_Request_: Copy, from the entries below, each line where the word "screenshot" can be found.

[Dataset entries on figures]

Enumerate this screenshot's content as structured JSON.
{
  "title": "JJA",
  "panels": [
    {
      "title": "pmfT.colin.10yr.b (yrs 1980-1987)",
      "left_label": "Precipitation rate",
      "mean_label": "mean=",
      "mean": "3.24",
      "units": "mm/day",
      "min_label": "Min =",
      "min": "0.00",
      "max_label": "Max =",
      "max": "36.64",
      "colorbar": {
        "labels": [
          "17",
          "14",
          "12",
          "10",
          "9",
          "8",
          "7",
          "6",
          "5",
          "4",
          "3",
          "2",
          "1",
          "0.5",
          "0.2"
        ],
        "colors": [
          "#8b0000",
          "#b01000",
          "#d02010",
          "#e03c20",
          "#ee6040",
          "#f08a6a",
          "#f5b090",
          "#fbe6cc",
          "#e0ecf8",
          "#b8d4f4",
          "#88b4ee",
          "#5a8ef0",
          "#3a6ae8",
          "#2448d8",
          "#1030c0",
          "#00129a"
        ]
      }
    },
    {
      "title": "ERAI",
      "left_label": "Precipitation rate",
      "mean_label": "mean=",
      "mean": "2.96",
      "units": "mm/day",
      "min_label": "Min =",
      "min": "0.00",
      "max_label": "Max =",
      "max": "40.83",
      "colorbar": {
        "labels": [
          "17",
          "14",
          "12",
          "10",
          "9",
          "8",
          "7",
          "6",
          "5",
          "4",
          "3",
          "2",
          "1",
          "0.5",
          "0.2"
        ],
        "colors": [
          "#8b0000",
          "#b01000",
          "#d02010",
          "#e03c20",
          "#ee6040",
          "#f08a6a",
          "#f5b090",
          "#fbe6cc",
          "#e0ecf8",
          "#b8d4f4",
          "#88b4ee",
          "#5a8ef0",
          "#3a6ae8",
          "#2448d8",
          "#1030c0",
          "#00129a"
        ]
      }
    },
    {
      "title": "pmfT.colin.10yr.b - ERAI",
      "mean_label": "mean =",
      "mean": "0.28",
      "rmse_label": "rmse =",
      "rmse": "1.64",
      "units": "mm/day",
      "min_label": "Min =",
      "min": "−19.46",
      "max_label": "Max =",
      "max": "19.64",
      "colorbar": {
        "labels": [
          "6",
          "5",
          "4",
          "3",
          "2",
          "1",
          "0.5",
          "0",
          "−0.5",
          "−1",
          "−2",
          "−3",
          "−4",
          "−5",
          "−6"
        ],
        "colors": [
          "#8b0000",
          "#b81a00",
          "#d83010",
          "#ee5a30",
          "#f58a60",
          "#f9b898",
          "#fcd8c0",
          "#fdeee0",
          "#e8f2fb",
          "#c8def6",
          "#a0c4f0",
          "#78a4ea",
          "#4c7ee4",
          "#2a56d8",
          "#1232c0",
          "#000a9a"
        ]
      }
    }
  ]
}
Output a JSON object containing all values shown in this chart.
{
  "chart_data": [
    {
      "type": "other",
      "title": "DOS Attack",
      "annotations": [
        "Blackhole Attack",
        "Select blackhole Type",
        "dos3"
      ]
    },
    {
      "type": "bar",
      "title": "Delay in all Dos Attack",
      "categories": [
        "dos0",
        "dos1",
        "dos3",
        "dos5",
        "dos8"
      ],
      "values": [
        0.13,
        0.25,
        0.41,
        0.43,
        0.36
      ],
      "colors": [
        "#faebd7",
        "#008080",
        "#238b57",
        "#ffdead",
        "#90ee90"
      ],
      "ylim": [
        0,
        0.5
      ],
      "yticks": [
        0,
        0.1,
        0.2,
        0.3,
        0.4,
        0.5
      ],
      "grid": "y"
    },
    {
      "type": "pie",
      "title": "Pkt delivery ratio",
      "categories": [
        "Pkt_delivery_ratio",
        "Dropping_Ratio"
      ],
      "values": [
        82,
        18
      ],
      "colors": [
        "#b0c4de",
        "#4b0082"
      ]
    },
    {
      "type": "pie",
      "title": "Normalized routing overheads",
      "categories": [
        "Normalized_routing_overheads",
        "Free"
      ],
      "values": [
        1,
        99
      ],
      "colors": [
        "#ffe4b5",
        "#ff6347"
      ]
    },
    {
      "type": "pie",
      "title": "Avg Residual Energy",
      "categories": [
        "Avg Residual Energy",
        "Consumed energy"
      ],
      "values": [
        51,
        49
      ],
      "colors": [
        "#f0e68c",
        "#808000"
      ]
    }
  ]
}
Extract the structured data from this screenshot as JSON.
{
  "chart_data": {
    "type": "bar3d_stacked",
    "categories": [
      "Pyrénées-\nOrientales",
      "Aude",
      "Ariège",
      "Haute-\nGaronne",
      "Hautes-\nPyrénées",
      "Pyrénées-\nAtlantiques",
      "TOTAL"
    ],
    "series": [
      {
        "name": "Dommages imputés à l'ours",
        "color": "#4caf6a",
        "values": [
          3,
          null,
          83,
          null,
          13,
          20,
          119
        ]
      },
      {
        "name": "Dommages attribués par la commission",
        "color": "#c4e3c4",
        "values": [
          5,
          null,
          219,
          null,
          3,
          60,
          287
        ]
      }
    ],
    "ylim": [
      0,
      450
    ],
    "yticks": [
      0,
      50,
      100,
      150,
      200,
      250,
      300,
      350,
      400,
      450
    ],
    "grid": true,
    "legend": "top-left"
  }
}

_The solution_:
Enumerate this screenshot's content as structured JSON.
Extract the structured data from this screenshot as JSON.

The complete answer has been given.